Material for this exercise:
'''

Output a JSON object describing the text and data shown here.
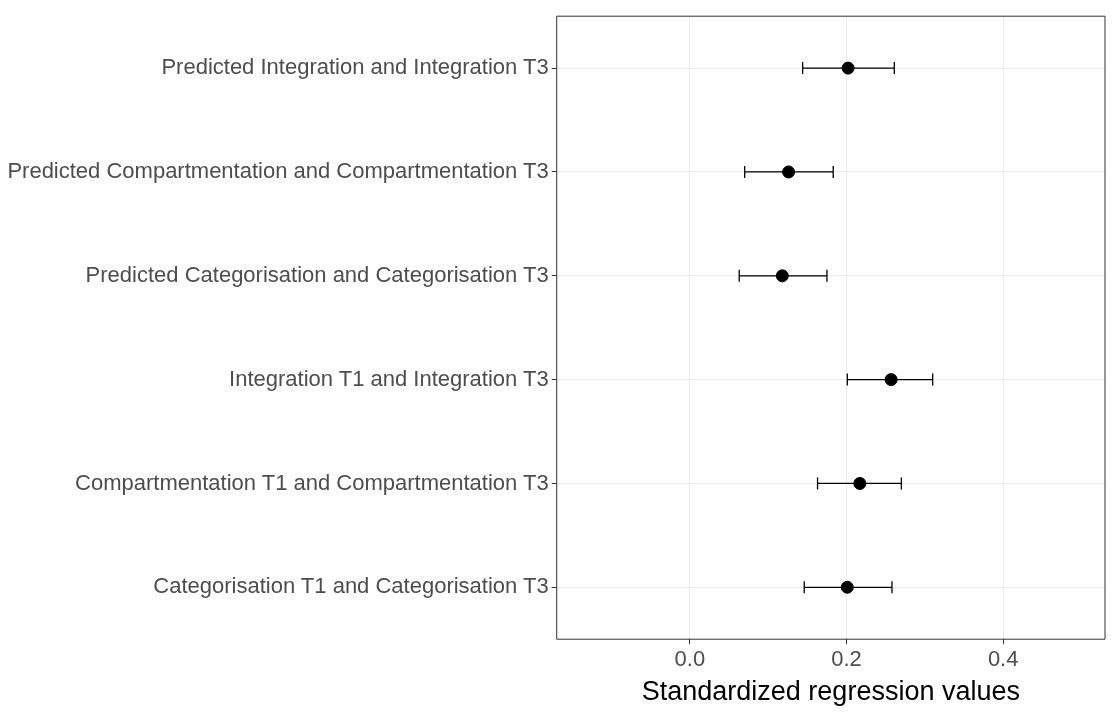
{
  "chart_data": {
    "type": "scatter",
    "orientation": "horizontal",
    "xlabel": "Standardized regression values",
    "categories": [
      "Predicted Integration and Integration T3",
      "Predicted Compartmentation and Compartmentation T3",
      "Predicted Categorisation and Categorisation T3",
      "Integration T1 and Integration T3",
      "Compartmentation T1 and Compartmentation T3",
      "Categorisation T1 and Categorisation T3"
    ],
    "values": [
      0.202,
      0.126,
      0.118,
      0.257,
      0.217,
      0.201
    ],
    "errors": [
      [
        0.144,
        0.261
      ],
      [
        0.07,
        0.183
      ],
      [
        0.063,
        0.175
      ],
      [
        0.201,
        0.31
      ],
      [
        0.163,
        0.27
      ],
      [
        0.146,
        0.258
      ]
    ],
    "color": "#000000",
    "marker": "circle",
    "xlim": [
      -0.17,
      0.53
    ],
    "xticks": [
      {
        "value": 0,
        "label": "0.0"
      },
      {
        "value": 0.2,
        "label": "0.2"
      },
      {
        "value": 0.4,
        "label": "0.4"
      }
    ],
    "grid": true,
    "legend": false
  }
}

'''

What you should do: Extract each line holding the word "Categorisation" from the records.

Task solution:
      "Predicted Categorisation and Categorisation T3",
      "Categorisation T1 and Categorisation T3"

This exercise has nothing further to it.